Collected data entries:

- - -

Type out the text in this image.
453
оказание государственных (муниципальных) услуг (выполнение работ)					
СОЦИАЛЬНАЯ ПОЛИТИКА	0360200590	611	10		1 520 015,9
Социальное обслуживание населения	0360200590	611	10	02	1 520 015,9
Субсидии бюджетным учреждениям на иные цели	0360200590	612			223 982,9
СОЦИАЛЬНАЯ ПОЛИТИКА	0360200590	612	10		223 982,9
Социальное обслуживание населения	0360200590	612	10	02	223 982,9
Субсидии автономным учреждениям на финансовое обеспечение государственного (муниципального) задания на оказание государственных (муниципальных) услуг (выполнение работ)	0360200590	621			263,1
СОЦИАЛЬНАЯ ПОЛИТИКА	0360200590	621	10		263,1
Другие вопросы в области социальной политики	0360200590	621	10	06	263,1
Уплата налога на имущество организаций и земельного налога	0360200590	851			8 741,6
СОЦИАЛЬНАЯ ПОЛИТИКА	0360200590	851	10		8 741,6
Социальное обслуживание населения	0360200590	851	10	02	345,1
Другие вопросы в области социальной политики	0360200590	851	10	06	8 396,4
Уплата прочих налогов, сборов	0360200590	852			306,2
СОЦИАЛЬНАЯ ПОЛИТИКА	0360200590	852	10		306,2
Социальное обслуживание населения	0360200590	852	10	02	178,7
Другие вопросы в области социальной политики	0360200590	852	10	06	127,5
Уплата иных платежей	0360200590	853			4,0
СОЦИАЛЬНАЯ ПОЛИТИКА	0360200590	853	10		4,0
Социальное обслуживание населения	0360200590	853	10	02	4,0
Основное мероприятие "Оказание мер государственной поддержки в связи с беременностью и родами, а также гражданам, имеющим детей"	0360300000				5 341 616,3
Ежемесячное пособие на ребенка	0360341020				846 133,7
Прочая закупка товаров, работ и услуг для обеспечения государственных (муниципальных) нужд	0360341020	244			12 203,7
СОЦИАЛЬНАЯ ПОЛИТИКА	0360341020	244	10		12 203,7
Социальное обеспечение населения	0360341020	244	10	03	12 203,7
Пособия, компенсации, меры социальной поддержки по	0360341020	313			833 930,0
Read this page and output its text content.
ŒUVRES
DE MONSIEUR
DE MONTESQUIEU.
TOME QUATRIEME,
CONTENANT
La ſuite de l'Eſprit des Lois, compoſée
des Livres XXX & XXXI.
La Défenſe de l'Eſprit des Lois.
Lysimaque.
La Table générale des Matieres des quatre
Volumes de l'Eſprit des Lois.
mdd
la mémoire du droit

- - -

Each line of the material above must be retyped precisely.

■ Worked answer
Type out the text in this image.
453
оказание государственных (муниципальных) услуг (выполнение работ)					
СОЦИАЛЬНАЯ ПОЛИТИКА	0360200590	611	10		1 520 015,9
Социальное обслуживание населения	0360200590	611	10	02	1 520 015,9
Субсидии бюджетным учреждениям на иные цели	0360200590	612			223 982,9
СОЦИАЛЬНАЯ ПОЛИТИКА	0360200590	612	10		223 982,9
Социальное обслуживание населения	0360200590	612	10	02	223 982,9
Субсидии автономным учреждениям на финансовое обеспечение государственного (муниципального) задания на оказание государственных (муниципальных) услуг (выполнение работ)	0360200590	621			263,1
СОЦИАЛЬНАЯ ПОЛИТИКА	0360200590	621	10		263,1
Другие вопросы в области социальной политики	0360200590	621	10	06	263,1
Уплата налога на имущество организаций и земельного налога	0360200590	851			8 741,6
СОЦИАЛЬНАЯ ПОЛИТИКА	0360200590	851	10		8 741,6
Социальное обслуживание населения	0360200590	851	10	02	345,1
Другие вопросы в области социальной политики	0360200590	851	10	06	8 396,4
Уплата прочих налогов, сборов	0360200590	852			306,2
СОЦИАЛЬНАЯ ПОЛИТИКА	0360200590	852	10		306,2
Социальное обслуживание населения	0360200590	852	10	02	178,7
Другие вопросы в области социальной политики	0360200590	852	10	06	127,5
Уплата иных платежей	0360200590	853			4,0
СОЦИАЛЬНАЯ ПОЛИТИКА	0360200590	853	10		4,0
Социальное обслуживание населения	0360200590	853	10	02	4,0
Основное мероприятие "Оказание мер государственной поддержки в связи с беременностью и родами, а также гражданам, имеющим детей"	0360300000				5 341 616,3
Ежемесячное пособие на ребенка	0360341020				846 133,7
Прочая закупка товаров, работ и услуг для обеспечения государственных (муниципальных) нужд	0360341020	244			12 203,7
СОЦИАЛЬНАЯ ПОЛИТИКА	0360341020	244	10		12 203,7
Социальное обеспечение населения	0360341020	244	10	03	12 203,7
Пособия, компенсации, меры социальной поддержки по	0360341020	313			833 930,0
Read this page and output its text content.
ŒUVRES
DE MONSIEUR
DE MONTESQUIEU.
TOME QUATRIEME,
CONTENANT
La ſuite de l'Eſprit des Lois, compoſée
des Livres XXX & XXXI.
La Défenſe de l'Eſprit des Lois.
Lysimaque.
La Table générale des Matieres des quatre
Volumes de l'Eſprit des Lois.
mdd
la mémoire du droit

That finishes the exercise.